Set problem:
Identify each line below containing the string "Prothioconazole" and copy it.

++++

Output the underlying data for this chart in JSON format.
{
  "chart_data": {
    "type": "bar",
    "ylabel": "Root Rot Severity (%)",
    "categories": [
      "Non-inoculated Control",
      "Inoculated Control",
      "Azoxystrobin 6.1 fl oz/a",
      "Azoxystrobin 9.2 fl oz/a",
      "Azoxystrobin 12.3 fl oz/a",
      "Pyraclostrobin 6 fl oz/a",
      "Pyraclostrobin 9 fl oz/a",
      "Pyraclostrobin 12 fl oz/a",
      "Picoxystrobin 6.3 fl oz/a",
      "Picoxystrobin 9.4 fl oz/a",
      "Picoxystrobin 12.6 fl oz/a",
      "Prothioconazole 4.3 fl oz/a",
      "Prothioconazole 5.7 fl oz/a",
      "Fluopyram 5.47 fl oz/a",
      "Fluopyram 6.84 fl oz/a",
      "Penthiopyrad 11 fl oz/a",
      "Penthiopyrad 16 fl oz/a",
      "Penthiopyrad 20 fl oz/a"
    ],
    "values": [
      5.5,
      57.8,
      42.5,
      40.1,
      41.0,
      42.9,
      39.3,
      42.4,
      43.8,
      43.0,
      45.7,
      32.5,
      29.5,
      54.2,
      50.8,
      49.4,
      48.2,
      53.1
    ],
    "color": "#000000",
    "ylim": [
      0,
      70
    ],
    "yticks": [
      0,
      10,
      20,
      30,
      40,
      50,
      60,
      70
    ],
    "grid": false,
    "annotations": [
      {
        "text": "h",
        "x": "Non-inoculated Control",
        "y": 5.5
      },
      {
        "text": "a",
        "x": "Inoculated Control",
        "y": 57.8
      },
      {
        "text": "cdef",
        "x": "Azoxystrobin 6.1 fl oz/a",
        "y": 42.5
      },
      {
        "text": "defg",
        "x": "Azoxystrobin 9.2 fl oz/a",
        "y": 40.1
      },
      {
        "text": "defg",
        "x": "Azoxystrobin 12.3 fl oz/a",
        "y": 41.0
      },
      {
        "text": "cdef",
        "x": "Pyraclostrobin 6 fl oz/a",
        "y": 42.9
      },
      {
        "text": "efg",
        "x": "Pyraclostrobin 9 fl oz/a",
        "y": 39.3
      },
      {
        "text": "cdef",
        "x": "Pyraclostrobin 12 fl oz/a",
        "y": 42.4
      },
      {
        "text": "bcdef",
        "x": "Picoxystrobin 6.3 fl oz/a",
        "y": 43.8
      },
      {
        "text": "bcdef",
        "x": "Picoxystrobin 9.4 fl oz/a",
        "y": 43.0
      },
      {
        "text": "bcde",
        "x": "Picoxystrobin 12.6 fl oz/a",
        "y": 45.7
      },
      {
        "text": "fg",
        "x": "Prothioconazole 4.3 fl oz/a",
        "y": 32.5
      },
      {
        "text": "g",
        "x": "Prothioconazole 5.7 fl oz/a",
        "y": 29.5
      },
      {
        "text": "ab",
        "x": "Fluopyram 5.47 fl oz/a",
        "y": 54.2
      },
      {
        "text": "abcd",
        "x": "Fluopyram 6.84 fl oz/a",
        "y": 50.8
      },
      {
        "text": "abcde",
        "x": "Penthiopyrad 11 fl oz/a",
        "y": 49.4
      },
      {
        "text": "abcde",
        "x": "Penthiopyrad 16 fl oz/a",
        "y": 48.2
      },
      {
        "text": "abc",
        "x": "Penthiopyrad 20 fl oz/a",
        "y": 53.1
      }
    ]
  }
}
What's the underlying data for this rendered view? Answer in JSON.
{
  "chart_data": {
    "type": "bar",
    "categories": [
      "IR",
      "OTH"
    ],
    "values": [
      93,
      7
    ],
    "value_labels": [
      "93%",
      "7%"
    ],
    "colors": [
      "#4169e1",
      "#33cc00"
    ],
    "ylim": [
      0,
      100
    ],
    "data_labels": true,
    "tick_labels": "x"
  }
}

++++

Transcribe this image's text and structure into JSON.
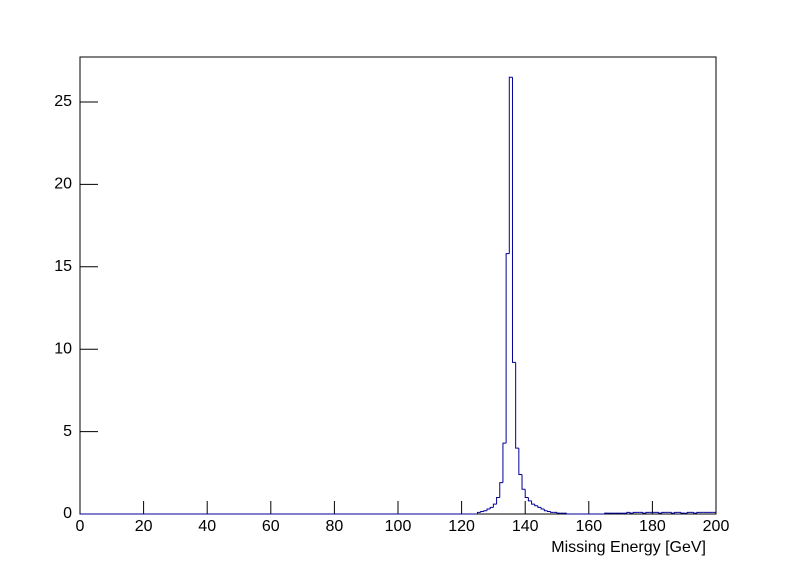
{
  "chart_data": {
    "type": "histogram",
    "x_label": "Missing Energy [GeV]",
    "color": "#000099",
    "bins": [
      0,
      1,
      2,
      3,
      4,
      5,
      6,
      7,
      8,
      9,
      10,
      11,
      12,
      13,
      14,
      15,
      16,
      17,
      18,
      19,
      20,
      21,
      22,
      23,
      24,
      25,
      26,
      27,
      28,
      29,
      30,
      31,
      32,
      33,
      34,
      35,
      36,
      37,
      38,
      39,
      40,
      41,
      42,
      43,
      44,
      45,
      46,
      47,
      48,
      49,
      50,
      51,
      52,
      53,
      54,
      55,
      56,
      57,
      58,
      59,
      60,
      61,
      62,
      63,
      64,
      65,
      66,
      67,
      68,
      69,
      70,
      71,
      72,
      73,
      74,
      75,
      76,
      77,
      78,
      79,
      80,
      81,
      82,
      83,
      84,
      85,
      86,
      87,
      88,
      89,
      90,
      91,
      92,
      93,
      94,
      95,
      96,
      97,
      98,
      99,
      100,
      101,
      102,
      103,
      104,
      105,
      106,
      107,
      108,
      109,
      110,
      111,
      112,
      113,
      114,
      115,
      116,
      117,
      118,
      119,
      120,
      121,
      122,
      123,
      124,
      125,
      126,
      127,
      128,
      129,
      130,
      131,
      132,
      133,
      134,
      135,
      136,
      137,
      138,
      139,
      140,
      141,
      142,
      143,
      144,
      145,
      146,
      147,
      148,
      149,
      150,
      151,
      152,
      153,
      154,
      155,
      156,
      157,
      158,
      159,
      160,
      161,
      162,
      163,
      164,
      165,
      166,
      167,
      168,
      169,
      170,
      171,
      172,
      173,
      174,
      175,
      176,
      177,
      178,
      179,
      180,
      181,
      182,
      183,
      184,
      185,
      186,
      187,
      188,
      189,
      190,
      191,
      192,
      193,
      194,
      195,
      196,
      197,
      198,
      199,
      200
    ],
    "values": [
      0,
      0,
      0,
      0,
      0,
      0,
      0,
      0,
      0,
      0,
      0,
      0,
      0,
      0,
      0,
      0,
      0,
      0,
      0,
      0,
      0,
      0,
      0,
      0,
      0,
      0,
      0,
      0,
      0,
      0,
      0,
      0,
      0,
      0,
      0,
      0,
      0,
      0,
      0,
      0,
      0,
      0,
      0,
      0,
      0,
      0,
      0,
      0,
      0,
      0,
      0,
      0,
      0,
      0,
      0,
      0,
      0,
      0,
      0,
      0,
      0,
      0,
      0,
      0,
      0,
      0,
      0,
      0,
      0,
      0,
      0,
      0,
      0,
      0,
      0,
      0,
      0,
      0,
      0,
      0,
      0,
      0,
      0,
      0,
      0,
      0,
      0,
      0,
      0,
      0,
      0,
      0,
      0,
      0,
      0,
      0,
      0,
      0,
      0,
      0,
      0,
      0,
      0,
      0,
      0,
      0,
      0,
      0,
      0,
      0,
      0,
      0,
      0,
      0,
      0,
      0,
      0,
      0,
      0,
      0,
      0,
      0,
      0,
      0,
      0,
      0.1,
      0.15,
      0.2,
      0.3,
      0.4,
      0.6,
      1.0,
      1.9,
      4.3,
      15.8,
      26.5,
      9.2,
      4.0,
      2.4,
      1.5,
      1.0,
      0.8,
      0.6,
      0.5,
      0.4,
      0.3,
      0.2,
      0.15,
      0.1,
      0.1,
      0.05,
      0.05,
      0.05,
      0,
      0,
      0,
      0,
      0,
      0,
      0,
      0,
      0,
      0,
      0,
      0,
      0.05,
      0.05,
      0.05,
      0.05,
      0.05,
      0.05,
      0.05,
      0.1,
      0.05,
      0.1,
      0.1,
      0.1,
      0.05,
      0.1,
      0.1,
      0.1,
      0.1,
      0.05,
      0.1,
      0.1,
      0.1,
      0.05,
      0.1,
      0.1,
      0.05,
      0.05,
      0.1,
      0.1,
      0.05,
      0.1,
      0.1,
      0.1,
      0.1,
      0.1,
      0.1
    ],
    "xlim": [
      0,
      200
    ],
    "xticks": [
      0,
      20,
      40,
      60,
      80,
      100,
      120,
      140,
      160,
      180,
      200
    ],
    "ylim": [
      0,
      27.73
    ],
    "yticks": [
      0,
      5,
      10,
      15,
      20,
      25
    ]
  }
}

++++

Exercise answer:
      "Prothioconazole 4.3 fl oz/a",
      "Prothioconazole 5.7 fl oz/a",
        "x": "Prothioconazole 4.3 fl oz/a",
        "x": "Prothioconazole 5.7 fl oz/a",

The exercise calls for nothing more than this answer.